[START]

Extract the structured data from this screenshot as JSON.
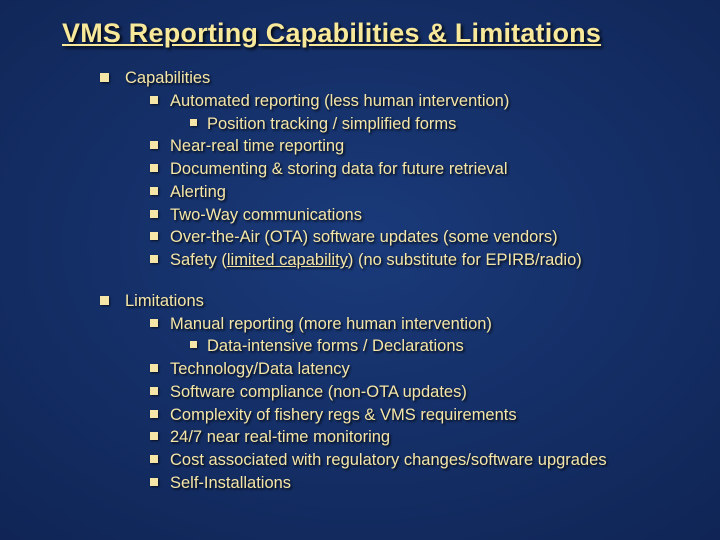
{
  "styling": {
    "title_color": "#f7e89a",
    "text_color": "#f5e6a8",
    "bullet_color": "#f5e6a8",
    "background_gradient": [
      "#1a3a7a",
      "#122a5e",
      "#0a1840"
    ],
    "title_fontsize": 27,
    "body_fontsize": 16.5,
    "font_family": "Arial",
    "shadow_color": "#000000"
  },
  "title": "VMS Reporting Capabilities & Limitations",
  "sections": [
    {
      "heading": "Capabilities",
      "items": [
        {
          "text": "Automated reporting (less human intervention)",
          "sub": [
            {
              "text": "Position tracking / simplified forms"
            }
          ]
        },
        {
          "text": "Near-real time reporting"
        },
        {
          "text": "Documenting & storing data for future retrieval"
        },
        {
          "text": "Alerting"
        },
        {
          "text": "Two-Way communications"
        },
        {
          "text": "Over-the-Air (OTA) software updates (some vendors)"
        },
        {
          "pre": "Safety (",
          "u": "limited capability",
          "post": ") (no substitute for EPIRB/radio)"
        }
      ]
    },
    {
      "heading": "Limitations",
      "items": [
        {
          "text": "Manual reporting (more human intervention)",
          "sub": [
            {
              "text": "Data-intensive forms / Declarations"
            }
          ]
        },
        {
          "text": "Technology/Data latency"
        },
        {
          "text": "Software compliance (non-OTA updates)"
        },
        {
          "text": "Complexity of fishery regs & VMS requirements"
        },
        {
          "text": "24/7 near real-time monitoring"
        },
        {
          "text": "Cost associated with regulatory changes/software upgrades"
        },
        {
          "text": "Self-Installations"
        }
      ]
    }
  ]
}
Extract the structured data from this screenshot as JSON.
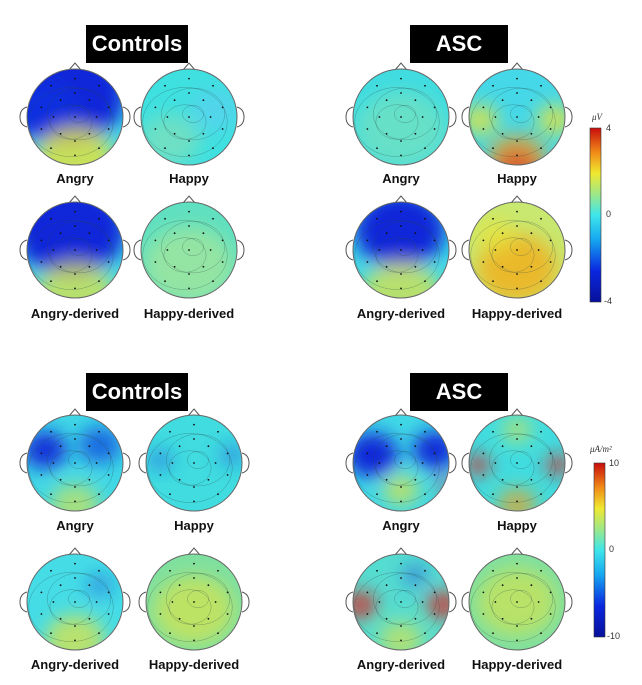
{
  "panels": [
    {
      "group_left": "Controls",
      "group_right": "ASC",
      "labels": [
        "Angry",
        "Happy",
        "Angry",
        "Happy",
        "Angry-derived",
        "Happy-derived",
        "Angry-derived",
        "Happy-derived"
      ],
      "colorbar": {
        "unit": "μV",
        "max": "4",
        "mid": "0",
        "min": "-4"
      }
    },
    {
      "group_left": "Controls",
      "group_right": "ASC",
      "labels": [
        "Angry",
        "Happy",
        "Angry",
        "Happy",
        "Angry-derived",
        "Happy-derived",
        "Angry-derived",
        "Happy-derived"
      ],
      "colorbar": {
        "unit": "μA/m²",
        "max": "10",
        "mid": "0",
        "min": "-10"
      }
    }
  ],
  "colors": {
    "neg": "#0a1fd8",
    "cyan": "#2fd6e8",
    "green": "#7ee0a0",
    "yellow": "#e8e43a",
    "orange": "#f0a020",
    "pos": "#e01818"
  }
}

[END]

## [What needs to be done]
From the listing, extract all text exactly as given and drop any picture.

## [Written response]
Extract the structured data from this screenshot as JSON.
{
  "styling": {
    "title_color": "#f7e89a",
    "text_color": "#f5e6a8",
    "bullet_color": "#f5e6a8",
    "background_gradient": [
      "#1a3a7a",
      "#122a5e",
      "#0a1840"
    ],
    "title_fontsize": 27,
    "body_fontsize": 16.5,
    "font_family": "Arial",
    "shadow_color": "#000000"
  },
  "title": "VMS Reporting Capabilities & Limitations",
  "sections": [
    {
      "heading": "Capabilities",
      "items": [
        {
          "text": "Automated reporting (less human intervention)",
          "sub": [
            {
              "text": "Position tracking / simplified forms"
            }
          ]
        },
        {
          "text": "Near-real time reporting"
        },
        {
          "text": "Documenting & storing data for future retrieval"
        },
        {
          "text": "Alerting"
        },
        {
          "text": "Two-Way communications"
        },
        {
          "text": "Over-the-Air (OTA) software updates (some vendors)"
        },
        {
          "pre": "Safety (",
          "u": "limited capability",
          "post": ") (no substitute for EPIRB/radio)"
        }
      ]
    },
    {
      "heading": "Limitations",
      "items": [
        {
          "text": "Manual reporting (more human intervention)",
          "sub": [
            {
              "text": "Data-intensive forms / Declarations"
            }
          ]
        },
        {
          "text": "Technology/Data latency"
        },
        {
          "text": "Software compliance (non-OTA updates)"
        },
        {
          "text": "Complexity of fishery regs & VMS requirements"
        },
        {
          "text": "24/7 near real-time monitoring"
        },
        {
          "text": "Cost associated with regulatory changes/software upgrades"
        },
        {
          "text": "Self-Installations"
        }
      ]
    }
  ]
}
Extract the structured data from this screenshot as JSON.
{
  "panels": [
    {
      "group_left": "Controls",
      "group_right": "ASC",
      "labels": [
        "Angry",
        "Happy",
        "Angry",
        "Happy",
        "Angry-derived",
        "Happy-derived",
        "Angry-derived",
        "Happy-derived"
      ],
      "colorbar": {
        "unit": "μV",
        "max": "4",
        "mid": "0",
        "min": "-4"
      }
    },
    {
      "group_left": "Controls",
      "group_right": "ASC",
      "labels": [
        "Angry",
        "Happy",
        "Angry",
        "Happy",
        "Angry-derived",
        "Happy-derived",
        "Angry-derived",
        "Happy-derived"
      ],
      "colorbar": {
        "unit": "μA/m²",
        "max": "10",
        "mid": "0",
        "min": "-10"
      }
    }
  ],
  "colors": {
    "neg": "#0a1fd8",
    "cyan": "#2fd6e8",
    "green": "#7ee0a0",
    "yellow": "#e8e43a",
    "orange": "#f0a020",
    "pos": "#e01818"
  }
}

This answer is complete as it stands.